» **TO BE DONE**
Copy every line of the data in which the word "subtitle" occurs.

━━ EXCERPTED RECORDS

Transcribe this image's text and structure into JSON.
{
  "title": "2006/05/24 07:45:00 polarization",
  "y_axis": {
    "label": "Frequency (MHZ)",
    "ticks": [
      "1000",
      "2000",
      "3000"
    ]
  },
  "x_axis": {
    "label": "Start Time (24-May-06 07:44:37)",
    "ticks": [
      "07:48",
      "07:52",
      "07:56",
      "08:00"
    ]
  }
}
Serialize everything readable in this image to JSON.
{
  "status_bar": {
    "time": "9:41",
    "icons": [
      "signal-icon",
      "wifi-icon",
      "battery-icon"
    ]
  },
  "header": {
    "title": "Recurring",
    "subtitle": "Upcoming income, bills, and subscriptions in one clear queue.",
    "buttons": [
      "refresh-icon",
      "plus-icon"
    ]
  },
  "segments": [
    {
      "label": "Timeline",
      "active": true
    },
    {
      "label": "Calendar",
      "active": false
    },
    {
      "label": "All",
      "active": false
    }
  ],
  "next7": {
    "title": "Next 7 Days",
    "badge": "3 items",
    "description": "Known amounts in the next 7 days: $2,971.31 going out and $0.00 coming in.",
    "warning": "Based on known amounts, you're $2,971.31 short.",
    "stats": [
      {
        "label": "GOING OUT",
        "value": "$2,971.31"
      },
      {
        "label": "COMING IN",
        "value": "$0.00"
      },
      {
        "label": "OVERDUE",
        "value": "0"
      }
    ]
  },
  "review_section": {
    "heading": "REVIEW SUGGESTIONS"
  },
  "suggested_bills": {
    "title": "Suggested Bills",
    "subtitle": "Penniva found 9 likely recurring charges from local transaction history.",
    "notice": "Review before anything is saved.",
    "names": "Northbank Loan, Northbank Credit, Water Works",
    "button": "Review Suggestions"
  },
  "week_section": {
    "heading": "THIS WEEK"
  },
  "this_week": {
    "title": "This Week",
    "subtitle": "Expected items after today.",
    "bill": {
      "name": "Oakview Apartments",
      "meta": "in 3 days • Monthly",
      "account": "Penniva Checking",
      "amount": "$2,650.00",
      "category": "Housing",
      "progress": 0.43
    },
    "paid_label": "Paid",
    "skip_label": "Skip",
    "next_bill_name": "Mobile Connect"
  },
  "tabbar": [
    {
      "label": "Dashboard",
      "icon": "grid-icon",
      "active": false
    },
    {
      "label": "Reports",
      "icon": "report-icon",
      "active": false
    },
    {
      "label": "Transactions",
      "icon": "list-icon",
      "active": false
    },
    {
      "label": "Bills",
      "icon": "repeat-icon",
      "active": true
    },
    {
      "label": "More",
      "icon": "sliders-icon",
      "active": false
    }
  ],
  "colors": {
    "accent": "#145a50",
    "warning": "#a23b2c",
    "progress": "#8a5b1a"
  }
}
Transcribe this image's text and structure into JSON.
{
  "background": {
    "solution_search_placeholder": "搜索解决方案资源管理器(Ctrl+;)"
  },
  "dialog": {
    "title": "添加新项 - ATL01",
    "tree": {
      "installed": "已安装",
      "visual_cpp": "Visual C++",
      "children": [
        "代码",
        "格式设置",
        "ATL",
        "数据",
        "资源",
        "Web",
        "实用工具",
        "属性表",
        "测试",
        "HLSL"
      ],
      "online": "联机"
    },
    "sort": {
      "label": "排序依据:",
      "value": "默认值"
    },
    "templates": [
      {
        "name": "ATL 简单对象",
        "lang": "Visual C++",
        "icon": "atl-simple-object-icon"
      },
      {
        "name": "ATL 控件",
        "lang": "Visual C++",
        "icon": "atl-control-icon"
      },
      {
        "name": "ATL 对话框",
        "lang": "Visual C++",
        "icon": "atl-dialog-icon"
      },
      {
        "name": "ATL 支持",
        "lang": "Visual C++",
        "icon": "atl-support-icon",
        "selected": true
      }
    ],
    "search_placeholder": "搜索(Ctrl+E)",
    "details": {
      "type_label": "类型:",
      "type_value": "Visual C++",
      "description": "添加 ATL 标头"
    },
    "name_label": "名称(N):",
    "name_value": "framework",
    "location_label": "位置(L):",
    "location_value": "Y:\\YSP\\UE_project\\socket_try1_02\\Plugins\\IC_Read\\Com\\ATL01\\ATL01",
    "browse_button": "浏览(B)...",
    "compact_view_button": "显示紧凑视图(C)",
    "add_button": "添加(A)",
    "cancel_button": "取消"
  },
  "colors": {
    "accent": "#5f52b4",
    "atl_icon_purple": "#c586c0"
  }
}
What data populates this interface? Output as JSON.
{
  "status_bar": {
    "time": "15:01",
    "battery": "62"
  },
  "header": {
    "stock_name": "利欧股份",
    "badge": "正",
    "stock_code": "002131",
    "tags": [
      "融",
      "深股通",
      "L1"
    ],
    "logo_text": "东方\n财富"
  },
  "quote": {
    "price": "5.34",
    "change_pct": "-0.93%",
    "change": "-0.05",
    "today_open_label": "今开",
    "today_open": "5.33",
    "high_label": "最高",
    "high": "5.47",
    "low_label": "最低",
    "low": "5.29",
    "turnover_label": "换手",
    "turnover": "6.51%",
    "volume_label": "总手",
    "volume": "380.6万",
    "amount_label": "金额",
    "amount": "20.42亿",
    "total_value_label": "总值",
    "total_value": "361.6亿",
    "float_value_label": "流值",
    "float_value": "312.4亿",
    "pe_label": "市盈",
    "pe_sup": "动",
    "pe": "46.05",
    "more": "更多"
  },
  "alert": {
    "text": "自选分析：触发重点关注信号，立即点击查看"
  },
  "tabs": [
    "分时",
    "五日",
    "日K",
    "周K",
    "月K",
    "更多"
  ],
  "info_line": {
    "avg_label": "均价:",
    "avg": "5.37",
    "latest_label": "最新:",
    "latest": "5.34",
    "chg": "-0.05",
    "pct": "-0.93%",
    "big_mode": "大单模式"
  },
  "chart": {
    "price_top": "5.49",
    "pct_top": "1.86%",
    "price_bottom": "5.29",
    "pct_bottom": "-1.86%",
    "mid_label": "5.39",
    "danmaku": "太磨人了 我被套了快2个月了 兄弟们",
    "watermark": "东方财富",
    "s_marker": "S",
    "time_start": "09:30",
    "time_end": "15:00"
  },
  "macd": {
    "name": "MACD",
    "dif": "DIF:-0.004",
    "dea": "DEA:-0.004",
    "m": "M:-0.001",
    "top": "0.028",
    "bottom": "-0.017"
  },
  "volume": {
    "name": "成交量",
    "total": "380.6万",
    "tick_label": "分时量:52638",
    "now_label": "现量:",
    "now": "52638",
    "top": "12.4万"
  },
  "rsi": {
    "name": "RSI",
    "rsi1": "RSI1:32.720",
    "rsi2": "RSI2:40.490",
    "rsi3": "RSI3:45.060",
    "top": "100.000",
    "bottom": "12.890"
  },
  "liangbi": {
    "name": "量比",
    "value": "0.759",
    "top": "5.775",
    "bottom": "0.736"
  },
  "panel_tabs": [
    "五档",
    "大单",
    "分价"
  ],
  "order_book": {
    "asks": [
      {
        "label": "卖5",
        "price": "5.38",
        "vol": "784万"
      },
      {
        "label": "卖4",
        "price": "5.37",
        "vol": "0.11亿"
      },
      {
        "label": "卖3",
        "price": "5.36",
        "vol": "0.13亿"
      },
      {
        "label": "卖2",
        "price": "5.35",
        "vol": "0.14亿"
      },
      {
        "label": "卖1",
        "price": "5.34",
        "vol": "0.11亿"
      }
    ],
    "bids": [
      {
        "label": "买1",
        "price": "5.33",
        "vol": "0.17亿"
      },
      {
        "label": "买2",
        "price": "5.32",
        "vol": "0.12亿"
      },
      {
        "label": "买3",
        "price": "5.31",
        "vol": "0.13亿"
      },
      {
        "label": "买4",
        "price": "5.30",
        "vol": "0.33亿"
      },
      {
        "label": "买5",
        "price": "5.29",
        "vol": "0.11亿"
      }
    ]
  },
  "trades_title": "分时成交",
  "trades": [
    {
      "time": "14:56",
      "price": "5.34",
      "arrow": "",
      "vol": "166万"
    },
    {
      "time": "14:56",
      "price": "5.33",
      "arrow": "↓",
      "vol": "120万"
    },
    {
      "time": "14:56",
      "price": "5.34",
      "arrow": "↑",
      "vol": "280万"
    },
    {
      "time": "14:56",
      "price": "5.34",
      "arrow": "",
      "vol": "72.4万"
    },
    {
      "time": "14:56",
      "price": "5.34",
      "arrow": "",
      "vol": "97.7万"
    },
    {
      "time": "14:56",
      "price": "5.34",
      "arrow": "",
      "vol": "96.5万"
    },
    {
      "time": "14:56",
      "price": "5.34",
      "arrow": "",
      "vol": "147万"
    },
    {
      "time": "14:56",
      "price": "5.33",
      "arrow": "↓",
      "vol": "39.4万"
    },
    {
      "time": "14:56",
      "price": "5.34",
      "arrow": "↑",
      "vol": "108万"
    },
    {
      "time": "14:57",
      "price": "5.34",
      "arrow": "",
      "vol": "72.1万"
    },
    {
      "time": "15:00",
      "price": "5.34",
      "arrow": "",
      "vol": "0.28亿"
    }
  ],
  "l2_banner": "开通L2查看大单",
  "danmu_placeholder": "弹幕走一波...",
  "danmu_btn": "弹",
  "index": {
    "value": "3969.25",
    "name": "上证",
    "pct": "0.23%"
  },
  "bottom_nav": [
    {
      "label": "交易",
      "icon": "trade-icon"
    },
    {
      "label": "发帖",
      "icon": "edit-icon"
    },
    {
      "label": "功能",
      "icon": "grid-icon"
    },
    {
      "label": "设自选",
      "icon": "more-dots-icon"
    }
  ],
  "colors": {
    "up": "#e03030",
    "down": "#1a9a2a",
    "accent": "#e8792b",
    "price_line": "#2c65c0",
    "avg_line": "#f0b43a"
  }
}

━━━━

» **OUTPUT OF THE EXERCISE**
    "subtitle": "Upcoming income, bills, and subscriptions in one clear queue.",
    "subtitle": "Penniva found 9 likely recurring charges from local transaction history.",
    "subtitle": "Expected items after today.",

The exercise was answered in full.